**BRIEF**
Retype all the entries word for word, but omit the pictures.

**DATA LISTING**
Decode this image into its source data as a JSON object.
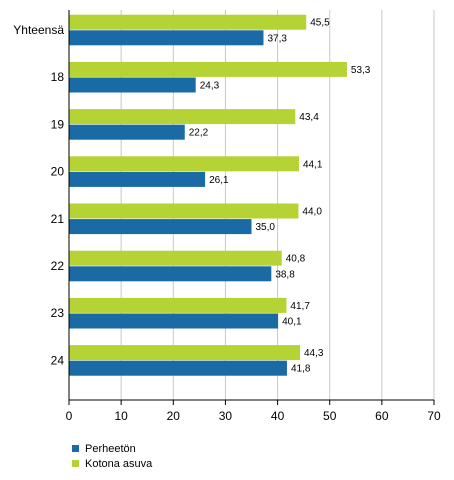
{
  "chart_data": {
    "type": "bar",
    "orientation": "horizontal",
    "categories": [
      "Yhteensä",
      "18",
      "19",
      "20",
      "21",
      "22",
      "23",
      "24"
    ],
    "series": [
      {
        "name": "Kotona asuva",
        "color": "#b5d334",
        "values": [
          45.5,
          53.3,
          43.4,
          44.1,
          44.0,
          40.8,
          41.7,
          44.3
        ],
        "labels": [
          "45,5",
          "53,3",
          "43,4",
          "44,1",
          "44,0",
          "40,8",
          "41,7",
          "44,3"
        ]
      },
      {
        "name": "Perheetön",
        "color": "#1a6aa5",
        "values": [
          37.3,
          24.3,
          22.2,
          26.1,
          35.0,
          38.8,
          40.1,
          41.8
        ],
        "labels": [
          "37,3",
          "24,3",
          "22,2",
          "26,1",
          "35,0",
          "38,8",
          "40,1",
          "41,8"
        ]
      }
    ],
    "xlim": [
      0,
      70
    ],
    "xticks": [
      "0",
      "10",
      "20",
      "30",
      "40",
      "50",
      "60",
      "70"
    ],
    "grid": true,
    "legend_position": "bottom-left"
  },
  "legend": {
    "items": [
      {
        "label": "Perheetön",
        "color": "#1a6aa5"
      },
      {
        "label": "Kotona asuva",
        "color": "#b5d334"
      }
    ]
  }
}
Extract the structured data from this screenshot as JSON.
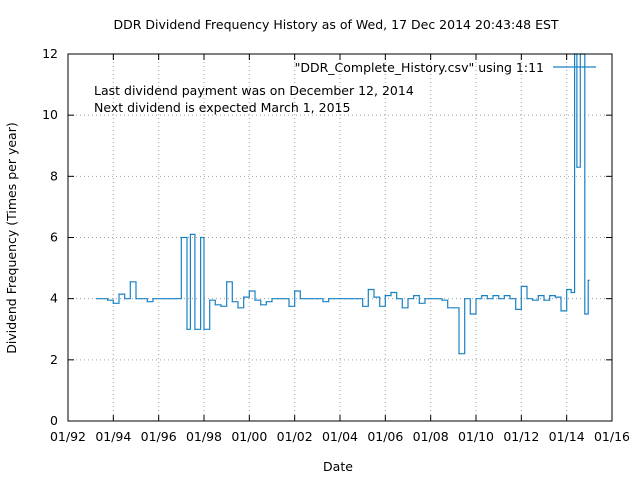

**ANSWER TO THE TASK**
Decode this image into its source data as a JSON object.
{
  "chart_data": {
    "type": "bar",
    "orientation": "horizontal",
    "categories": [
      "Yhteensä",
      "18",
      "19",
      "20",
      "21",
      "22",
      "23",
      "24"
    ],
    "series": [
      {
        "name": "Kotona asuva",
        "color": "#b5d334",
        "values": [
          45.5,
          53.3,
          43.4,
          44.1,
          44.0,
          40.8,
          41.7,
          44.3
        ],
        "labels": [
          "45,5",
          "53,3",
          "43,4",
          "44,1",
          "44,0",
          "40,8",
          "41,7",
          "44,3"
        ]
      },
      {
        "name": "Perheetön",
        "color": "#1a6aa5",
        "values": [
          37.3,
          24.3,
          22.2,
          26.1,
          35.0,
          38.8,
          40.1,
          41.8
        ],
        "labels": [
          "37,3",
          "24,3",
          "22,2",
          "26,1",
          "35,0",
          "38,8",
          "40,1",
          "41,8"
        ]
      }
    ],
    "xlim": [
      0,
      70
    ],
    "xticks": [
      "0",
      "10",
      "20",
      "30",
      "40",
      "50",
      "60",
      "70"
    ],
    "grid": true,
    "legend_position": "bottom-left"
  },
  "legend": {
    "items": [
      {
        "label": "Perheetön",
        "color": "#1a6aa5"
      },
      {
        "label": "Kotona asuva",
        "color": "#b5d334"
      }
    ]
  }
}
Extract the structured data from this screenshot as JSON.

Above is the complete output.